─── Recorded data ───
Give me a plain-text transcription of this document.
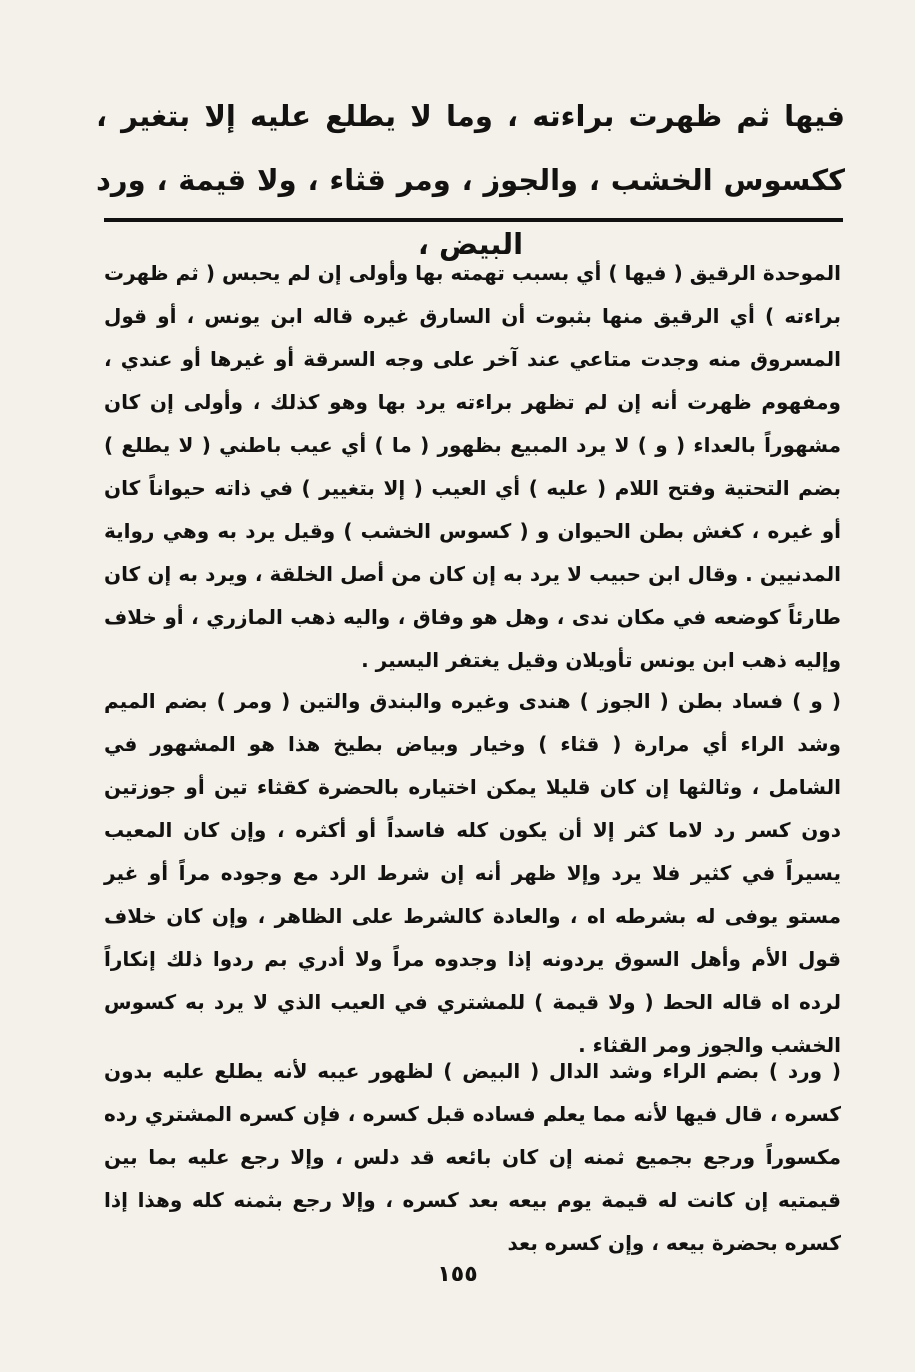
فيها ثم ظهرت براءته ، وما لا يطلع عليه إلا بتغير ، ككسوس الخشب ، والجوز ، ومر قثاء ، ولا قيمة ، ورد البيض ،
الموحدة الرقيق ( فيها ) أي بسبب تهمته بها وأولى إن لم يحبس ( ثم ظهرت براءته ) أي الرقيق منها بثبوت أن السارق غيره قاله ابن يونس ، أو قول المسروق منه وجدت متاعي عند آخر على وجه السرقة أو غيرها أو عندي ، ومفهوم ظهرت أنه إن لم تظهر براءته يرد بها وهو كذلك ، وأولى إن كان مشهوراً بالعداء ( و ) لا يرد المبيع بظهور ( ما ) أي عيب باطني ( لا يطلع ) بضم التحتية وفتح اللام ( عليه ) أي العيب ( إلا بتغيير ) في ذاته حيواناً كان أو غيره ، كغش بطن الحيوان و ( كسوس الخشب ) وقيل يرد به وهي رواية المدنيين . وقال ابن حبيب لا يرد به إن كان من أصل الخلقة ، ويرد به إن كان طارئاً كوضعه في مكان ندى ، وهل هو وفاق ، واليه ذهب المازري ، أو خلاف وإليه ذهب ابن يونس تأويلان وقيل يغتفر اليسير .
( و ) فساد بطن ( الجوز ) هندى وغيره والبندق والتين ( ومر ) بضم الميم وشد الراء أي مرارة ( قثاء ) وخيار وبياض بطيخ هذا هو المشهور في الشامل ، وثالثها إن كان قليلا يمكن اختياره بالحضرة كقثاء تين أو جوزتين دون كسر رد لاما كثر إلا أن يكون كله فاسداً أو أكثره ، وإن كان المعيب يسيراً في كثير فلا يرد وإلا ظهر أنه إن شرط الرد مع وجوده مراً أو غير مستو يوفى له بشرطه اه ، والعادة كالشرط على الظاهر ، وإن كان خلاف قول الأم وأهل السوق يردونه إذا وجدوه مراً ولا أدري بم ردوا ذلك إنكاراً لرده اه قاله الحط ( ولا قيمة ) للمشتري في العيب الذي لا يرد به كسوس الخشب والجوز ومر القثاء .
( ورد ) بضم الراء وشد الدال ( البيض ) لظهور عيبه لأنه يطلع عليه بدون كسره ، قال فيها لأنه مما يعلم فساده قبل كسره ، فإن كسره المشتري رده مكسوراً ورجع بجميع ثمنه إن كان بائعه قد دلس ، وإلا رجع عليه بما بين قيمتيه إن كانت له قيمة يوم بيعه بعد كسره ، وإلا رجع بثمنه كله وهذا إذا كسره بحضرة بيعه ، وإن كسره بعد
١٥٥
───
Quote every line of the records above exactly; no picture is to be copied.

Give me a plain-text transcription of this document.
فيها ثم ظهرت براءته ، وما لا يطلع عليه إلا بتغير ، ككسوس الخشب ، والجوز ، ومر قثاء ، ولا قيمة ، ورد البيض ،
الموحدة الرقيق ( فيها ) أي بسبب تهمته بها وأولى إن لم يحبس ( ثم ظهرت براءته ) أي الرقيق منها بثبوت أن السارق غيره قاله ابن يونس ، أو قول المسروق منه وجدت متاعي عند آخر على وجه السرقة أو غيرها أو عندي ، ومفهوم ظهرت أنه إن لم تظهر براءته يرد بها وهو كذلك ، وأولى إن كان مشهوراً بالعداء ( و ) لا يرد المبيع بظهور ( ما ) أي عيب باطني ( لا يطلع ) بضم التحتية وفتح اللام ( عليه ) أي العيب ( إلا بتغيير ) في ذاته حيواناً كان أو غيره ، كغش بطن الحيوان و ( كسوس الخشب ) وقيل يرد به وهي رواية المدنيين . وقال ابن حبيب لا يرد به إن كان من أصل الخلقة ، ويرد به إن كان طارئاً كوضعه في مكان ندى ، وهل هو وفاق ، واليه ذهب المازري ، أو خلاف وإليه ذهب ابن يونس تأويلان وقيل يغتفر اليسير .
( و ) فساد بطن ( الجوز ) هندى وغيره والبندق والتين ( ومر ) بضم الميم وشد الراء أي مرارة ( قثاء ) وخيار وبياض بطيخ هذا هو المشهور في الشامل ، وثالثها إن كان قليلا يمكن اختياره بالحضرة كقثاء تين أو جوزتين دون كسر رد لاما كثر إلا أن يكون كله فاسداً أو أكثره ، وإن كان المعيب يسيراً في كثير فلا يرد وإلا ظهر أنه إن شرط الرد مع وجوده مراً أو غير مستو يوفى له بشرطه اه ، والعادة كالشرط على الظاهر ، وإن كان خلاف قول الأم وأهل السوق يردونه إذا وجدوه مراً ولا أدري بم ردوا ذلك إنكاراً لرده اه قاله الحط ( ولا قيمة ) للمشتري في العيب الذي لا يرد به كسوس الخشب والجوز ومر القثاء .
( ورد ) بضم الراء وشد الدال ( البيض ) لظهور عيبه لأنه يطلع عليه بدون كسره ، قال فيها لأنه مما يعلم فساده قبل كسره ، فإن كسره المشتري رده مكسوراً ورجع بجميع ثمنه إن كان بائعه قد دلس ، وإلا رجع عليه بما بين قيمتيه إن كانت له قيمة يوم بيعه بعد كسره ، وإلا رجع بثمنه كله وهذا إذا كسره بحضرة بيعه ، وإن كسره بعد
١٥٥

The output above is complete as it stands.